GIVEN REQUEST: Check every line for the word "盆盂里的水" and give the number of lines where it occurs, nothing else.

-- BEGIN MATERIAL SHOWN --

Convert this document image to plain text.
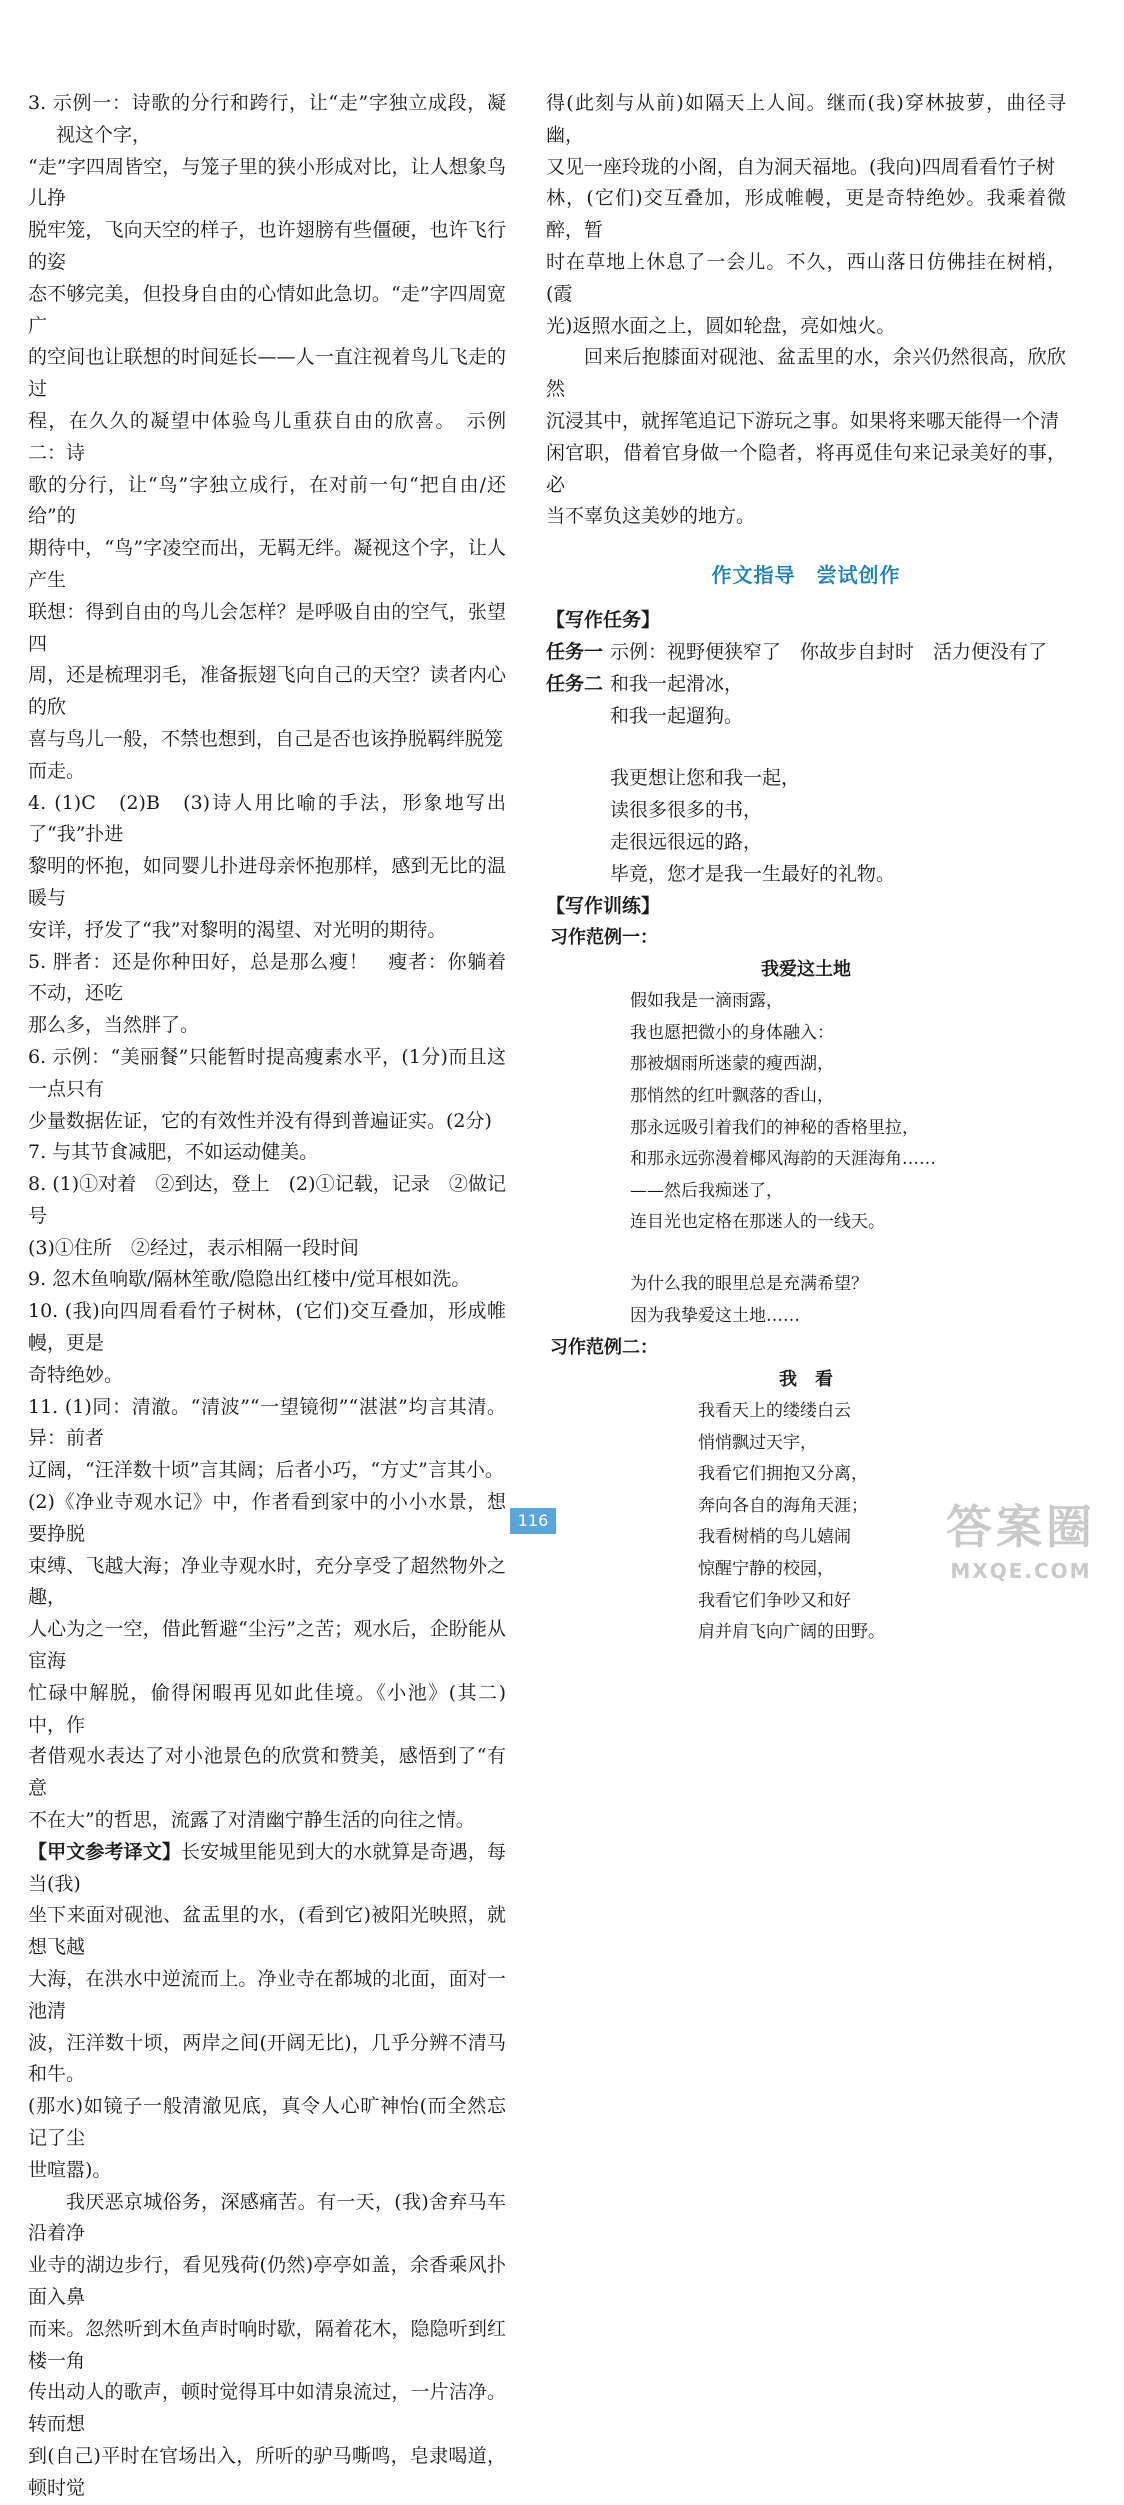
3. 示例一：诗歌的分行和跨行，让“走”字独立成段，凝视这个字，

“走”字四周皆空，与笼子里的狭小形成对比，让人想象鸟儿挣

脱牢笼，飞向天空的样子，也许翅膀有些僵硬，也许飞行的姿

态不够完美，但投身自由的心情如此急切。“走”字四周宽广

的空间也让联想的时间延长——人一直注视着鸟儿飞走的过

程，在久久的凝望中体验鸟儿重获自由的欣喜。　示例二：诗

歌的分行，让“鸟”字独立成行，在对前一句“把自由/还给”的

期待中，“鸟”字凌空而出，无羁无绊。凝视这个字，让人产生

联想：得到自由的鸟儿会怎样？是呼吸自由的空气，张望四

周，还是梳理羽毛，准备振翅飞向自己的天空？读者内心的欣

喜与鸟儿一般，不禁也想到，自己是否也该挣脱羁绊脱笼

而走。

4. (1)C　(2)B　(3)诗人用比喻的手法，形象地写出了“我”扑进

黎明的怀抱，如同婴儿扑进母亲怀抱那样，感到无比的温暖与

安详，抒发了“我”对黎明的渴望、对光明的期待。

5. 胖者：还是你种田好，总是那么瘦！　瘦者：你躺着不动，还吃

那么多，当然胖了。

6. 示例：“美丽餐”只能暂时提高瘦素水平，(1分)而且这一点只有

少量数据佐证，它的有效性并没有得到普遍证实。(2分)

7. 与其节食减肥，不如运动健美。

8. (1)①对着　②到达，登上　(2)①记载，记录　②做记号

(3)①住所　②经过，表示相隔一段时间

9. 忽木鱼响歇/隔林笙歌/隐隐出红楼中/觉耳根如洗。

10. (我)向四周看看竹子树林，(它们)交互叠加，形成帷幔，更是

奇特绝妙。

11. (1)同：清澈。“清波”“一望镜彻”“湛湛”均言其清。异：前者

辽阔，“汪洋数十顷”言其阔；后者小巧，“方丈”言其小。

(2)《净业寺观水记》中，作者看到家中的小小水景，想要挣脱

束缚、飞越大海；净业寺观水时，充分享受了超然物外之趣，

人心为之一空，借此暂避“尘污”之苦；观水后，企盼能从宦海

忙碌中解脱，偷得闲暇再见如此佳境。《小池》(其二)中，作

者借观水表达了对小池景色的欣赏和赞美，感悟到了“有意

不在大”的哲思，流露了对清幽宁静生活的向往之情。

【甲文参考译文】长安城里能见到大的水就算是奇遇，每当(我)

坐下来面对砚池、盆盂里的水，(看到它)被阳光映照，就想飞越

大海，在洪水中逆流而上。净业寺在都城的北面，面对一池清

波，汪洋数十顷，两岸之间(开阔无比)，几乎分辨不清马和牛。

(那水)如镜子一般清澈见底，真令人心旷神怡(而全然忘记了尘

世喧嚣)。

我厌恶京城俗务，深感痛苦。有一天，(我)舍弃马车沿着净

业寺的湖边步行，看见残荷(仍然)亭亭如盖，余香乘风扑面入鼻

而来。忽然听到木鱼声时响时歇，隔着花木，隐隐听到红楼一角

传出动人的歌声，顿时觉得耳中如清泉流过，一片洁净。转而想

到(自己)平时在官场出入，所听的驴马嘶鸣，皂隶喝道，顿时觉

得(此刻与从前)如隔天上人间。继而(我)穿林披萝，曲径寻幽，

又见一座玲珑的小阁，自为洞天福地。(我向)四周看看竹子树

林，(它们)交互叠加，形成帷幔，更是奇特绝妙。我乘着微醉，暂

时在草地上休息了一会儿。不久，西山落日仿佛挂在树梢，(霞

光)返照水面之上，圆如轮盘，亮如烛火。

回来后抱膝面对砚池、盆盂里的水，余兴仍然很高，欣欣然

沉浸其中，就挥笔追记下游玩之事。如果将来哪天能得一个清

闲官职，借着官身做一个隐者，将再觅佳句来记录美好的事，必

当不辜负这美妙的地方。

作文指导　尝试创作

【写作任务】

任务一 示例：视野便狭窄了　你故步自封时　活力便没有了
任务二 和我一起滑冰，
和我一起遛狗。
我更想让您和我一起，
读很多很多的书，
走很远很远的路，
毕竟，您才是我一生最好的礼物。

【写作训练】

习作范例一：

我爱这土地

假如我是一滴雨露，

我也愿把微小的身体融入：

那被烟雨所迷蒙的瘦西湖，

那悄然的红叶飘落的香山，

那永远吸引着我们的神秘的香格里拉，

和那永远弥漫着椰风海韵的天涯海角……

——然后我痴迷了，

连目光也定格在那迷人的一线天。

为什么我的眼里总是充满希望？

因为我挚爱这土地……

习作范例二：

我　看

我看天上的缕缕白云

悄悄飘过天宇，

我看它们拥抱又分离，

奔向各自的海角天涯；

我看树梢的鸟儿嬉闹

惊醒宁静的校园，

我看它们争吵又和好

肩并肩飞向广阔的田野。

116	答案圈
MXQE.COM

-- END MATERIAL SHOWN --

ANSWER TO THE TASK: 2